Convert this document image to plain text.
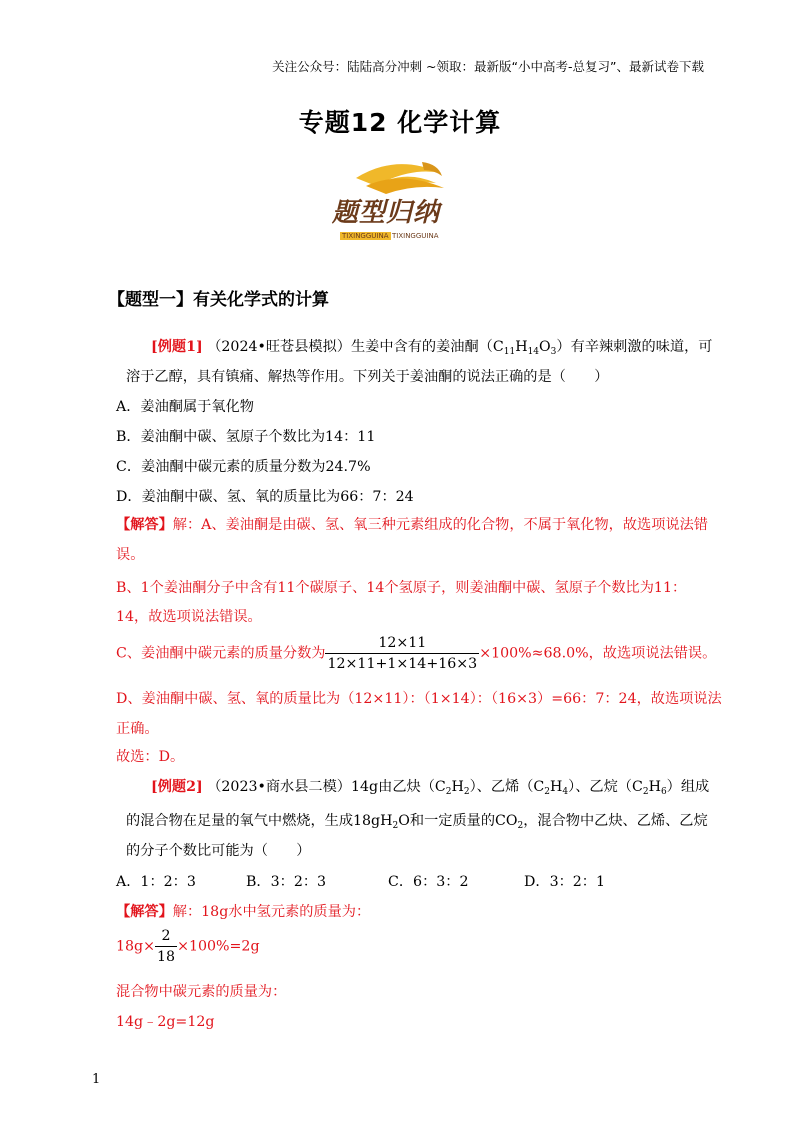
关注公众号：陆陆高分冲刺 ~领取：最新版“小中高考-总复习”、最新试卷下载
专题12 化学计算
题型归纳
TIXINGGUINA TIXINGGUINA
【题型一】有关化学式的计算
[例题1] （2024•旺苍县模拟）生姜中含有的姜油酮$(C_{11}H_{14}O_3)$有辛辣刺激的味道，可
溶于乙醇，具有镇痛、解热等作用。下列关于姜油酮的说法正确的是（　　）
A．姜油酮属于氧化物
B．姜油酮中碳、氢原子个数比为14：11
C．姜油酮中碳元素的质量分数为24.7%
D．姜油酮中碳、氢、氧的质量比为66：7：24
【解答】解：A、姜油酮是由碳、氢、氧三种元素组成的化合物，不属于氧化物，故选项说法错
误。
B、1个姜油酮分子中含有11个碳原子、14个氢原子，则姜油酮中碳、氢原子个数比为11：
14，故选项说法错误。
C、姜油酮中碳元素的质量分数为 $\frac{12\times 11}{12\times 11+1\times 14+16\times 3} \times 100\%\approx 68.0\%$，故选项说法错误。
D、姜油酮中碳、氢、氧的质量比为（12×11）：（1×14）：（16×3）=66：7：24，故选项说法
正确。
故选：D。
[例题2] （2023•商水县二模）14g由乙炔$(C_2H_2)$、乙烯$(C_2H_4)$、乙烷$(C_2H_6)$组成
的混合物在足量的氧气中燃烧，生成$18gH_2O$和一定质量的$CO_2$，混合物中乙炔、乙烯、乙烷
的分子个数比可能为（　　）
A．1：2：3	B．3：2：3	C．6：3：2	D．3：2：1
【解答】解：18g水中氢元素的质量为：
$18g\times \frac{2}{18} \times 100\%=2g$
混合物中碳元素的质量为：
14g﹣2g=12g
1
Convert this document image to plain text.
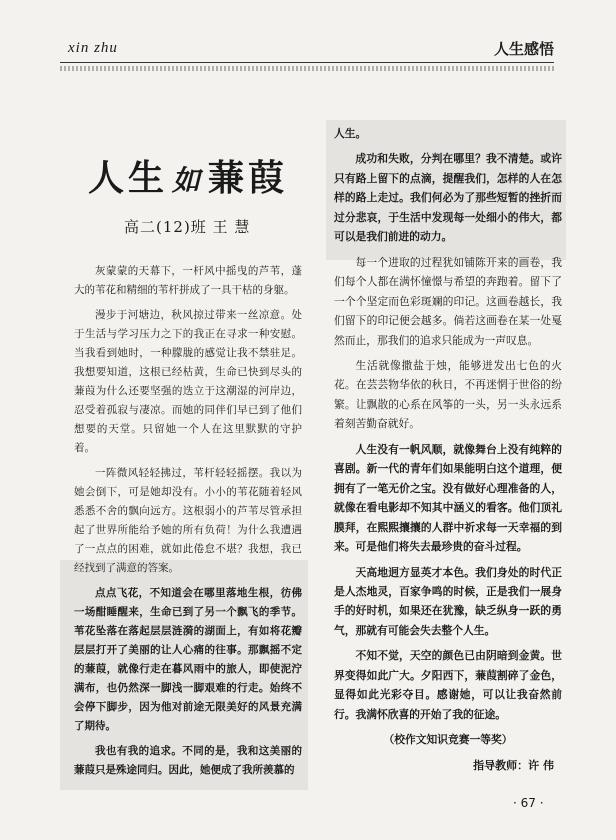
xin zhu	人生感悟
人生 如 蒹葭
高二(12)班 王 慧

灰蒙蒙的天幕下，一杆风中摇曳的芦苇，蓬大的苇花和精细的苇杆拼成了一具干枯的身躯。

漫步于河塘边，秋风掠过带来一丝凉意。处于生活与学习压力之下的我正在寻求一种安慰。当我看到她时，一种朦胧的感觉让我不禁驻足。我想要知道，这根已经枯黄，生命已快到尽头的蒹葭为什么还要坚强的迭立于这潮湿的河岸边，忍受着孤寂与凄凉。而她的同伴们早已到了他们想要的天堂。只留她一个人在这里默默的守护着。

一阵微风轻轻拂过，苇杆轻轻摇摆。我以为她会倒下，可是她却没有。小小的苇花随着轻风悉悉不舍的飘向远方。这根弱小的芦苇尽管承担起了世界所能给予她的所有负荷！为什么我遭遇了一点点的困难，就如此倦怠不堪？我想，我已经找到了满意的答案。

点点飞花，不知道会在哪里落地生根，彷佛一场酣睡醒来，生命已到了另一个飘飞的季节。苇花坠落在落起层层涟漪的湖面上，有如将花瓣层层打开了美丽的让人心痛的往事。那飘摇不定的蒹葭，就像行走在暮风雨中的旅人，即使泥泞满布，也仍然深一脚浅一脚艰难的行走。始终不会停下脚步，因为他对前途无限美好的风景充满了期待。

我也有我的追求。不同的是，我和这美丽的蒹葭只是殊途同归。因此，她便成了我所羡慕的

人生。

成功和失败，分判在哪里？我不清楚。或许只有路上留下的点滴，提醒我们，怎样的人在怎样的路上走过。我们何必为了那些短暂的挫折而过分悲哀，于生活中发现每一处细小的伟大，都可以是我们前进的动力。

每一个进取的过程犹如铺陈开来的画卷，我们每个人都在满怀憧憬与希望的奔跑着。留下了一个个坚定而色彩斑斓的印记。这画卷越长，我们留下的印记便会越多。倘若这画卷在某一处戛然而止，那我们的追求只能成为一声叹息。

生活就像撒盐于烛，能够迸发出七色的火花。在芸芸物华依的秋日，不再迷惘于世俗的纷繁。让飘散的心系在风筝的一头，另一头永远系着刻苦勤奋就好。

人生没有一帆风顺，就像舞台上没有纯粹的喜剧。新一代的青年们如果能明白这个道理，便拥有了一笔无价之宝。没有做好心理准备的人，就像在看电影却不知其中涵义的看客。他们顶礼膜拜，在熙熙攘攘的人群中祈求每一天幸福的到来。可是他们将失去最珍贵的奋斗过程。

天高地迥方显英才本色。我们身处的时代正是人杰地灵，百家争鸣的时候，正是我们一展身手的好时机，如果还在犹豫，缺乏纵身一跃的勇气，那就有可能会失去整个人生。

不知不觉，天空的颜色已由阴暗到金黄。世界变得如此广大。夕阳西下，蒹葭割碎了金色，显得如此光彩夺目。感谢她，可以让我奋然前行。我满怀欣喜的开始了我的征途。

（校作文知识竞赛一等奖）

指导教师：许 伟

· 67 ·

--------------------------------

» Written request
Exclude the images and reproduce the remaining data exactly.

» Answer for this exercise
Convert this document image to plain text.
关注公众号：陆陆高分冲刺 ~领取：最新版“小中高考-总复习”、最新试卷下载
专题12 化学计算
题型归纳
TIXINGGUINA TIXINGGUINA
【题型一】有关化学式的计算
[例题1] （2024•旺苍县模拟）生姜中含有的姜油酮$(C_{11}H_{14}O_3)$有辛辣刺激的味道，可
溶于乙醇，具有镇痛、解热等作用。下列关于姜油酮的说法正确的是（　　）
A．姜油酮属于氧化物
B．姜油酮中碳、氢原子个数比为14：11
C．姜油酮中碳元素的质量分数为24.7%
D．姜油酮中碳、氢、氧的质量比为66：7：24
【解答】解：A、姜油酮是由碳、氢、氧三种元素组成的化合物，不属于氧化物，故选项说法错
误。
B、1个姜油酮分子中含有11个碳原子、14个氢原子，则姜油酮中碳、氢原子个数比为11：
14，故选项说法错误。
C、姜油酮中碳元素的质量分数为 $\frac{12\times 11}{12\times 11+1\times 14+16\times 3} \times 100\%\approx 68.0\%$，故选项说法错误。
D、姜油酮中碳、氢、氧的质量比为（12×11）：（1×14）：（16×3）=66：7：24，故选项说法
正确。
故选：D。
[例题2] （2023•商水县二模）14g由乙炔$(C_2H_2)$、乙烯$(C_2H_4)$、乙烷$(C_2H_6)$组成
的混合物在足量的氧气中燃烧，生成$18gH_2O$和一定质量的$CO_2$，混合物中乙炔、乙烯、乙烷
的分子个数比可能为（　　）
A．1：2：3	B．3：2：3	C．6：3：2	D．3：2：1
【解答】解：18g水中氢元素的质量为：
$18g\times \frac{2}{18} \times 100\%=2g$
混合物中碳元素的质量为：
14g﹣2g=12g
1
Convert this document image to plain text.
xin zhu	人生感悟
人生 如 蒹葭
高二(12)班 王 慧

灰蒙蒙的天幕下，一杆风中摇曳的芦苇，蓬大的苇花和精细的苇杆拼成了一具干枯的身躯。

漫步于河塘边，秋风掠过带来一丝凉意。处于生活与学习压力之下的我正在寻求一种安慰。当我看到她时，一种朦胧的感觉让我不禁驻足。我想要知道，这根已经枯黄，生命已快到尽头的蒹葭为什么还要坚强的迭立于这潮湿的河岸边，忍受着孤寂与凄凉。而她的同伴们早已到了他们想要的天堂。只留她一个人在这里默默的守护着。

一阵微风轻轻拂过，苇杆轻轻摇摆。我以为她会倒下，可是她却没有。小小的苇花随着轻风悉悉不舍的飘向远方。这根弱小的芦苇尽管承担起了世界所能给予她的所有负荷！为什么我遭遇了一点点的困难，就如此倦怠不堪？我想，我已经找到了满意的答案。

点点飞花，不知道会在哪里落地生根，彷佛一场酣睡醒来，生命已到了另一个飘飞的季节。苇花坠落在落起层层涟漪的湖面上，有如将花瓣层层打开了美丽的让人心痛的往事。那飘摇不定的蒹葭，就像行走在暮风雨中的旅人，即使泥泞满布，也仍然深一脚浅一脚艰难的行走。始终不会停下脚步，因为他对前途无限美好的风景充满了期待。

我也有我的追求。不同的是，我和这美丽的蒹葭只是殊途同归。因此，她便成了我所羡慕的

人生。

成功和失败，分判在哪里？我不清楚。或许只有路上留下的点滴，提醒我们，怎样的人在怎样的路上走过。我们何必为了那些短暂的挫折而过分悲哀，于生活中发现每一处细小的伟大，都可以是我们前进的动力。

每一个进取的过程犹如铺陈开来的画卷，我们每个人都在满怀憧憬与希望的奔跑着。留下了一个个坚定而色彩斑斓的印记。这画卷越长，我们留下的印记便会越多。倘若这画卷在某一处戛然而止，那我们的追求只能成为一声叹息。

生活就像撒盐于烛，能够迸发出七色的火花。在芸芸物华依的秋日，不再迷惘于世俗的纷繁。让飘散的心系在风筝的一头，另一头永远系着刻苦勤奋就好。

人生没有一帆风顺，就像舞台上没有纯粹的喜剧。新一代的青年们如果能明白这个道理，便拥有了一笔无价之宝。没有做好心理准备的人，就像在看电影却不知其中涵义的看客。他们顶礼膜拜，在熙熙攘攘的人群中祈求每一天幸福的到来。可是他们将失去最珍贵的奋斗过程。

天高地迥方显英才本色。我们身处的时代正是人杰地灵，百家争鸣的时候，正是我们一展身手的好时机，如果还在犹豫，缺乏纵身一跃的勇气，那就有可能会失去整个人生。

不知不觉，天空的颜色已由阴暗到金黄。世界变得如此广大。夕阳西下，蒹葭割碎了金色，显得如此光彩夺目。感谢她，可以让我奋然前行。我满怀欣喜的开始了我的征途。

（校作文知识竞赛一等奖）

指导教师：许 伟

· 67 ·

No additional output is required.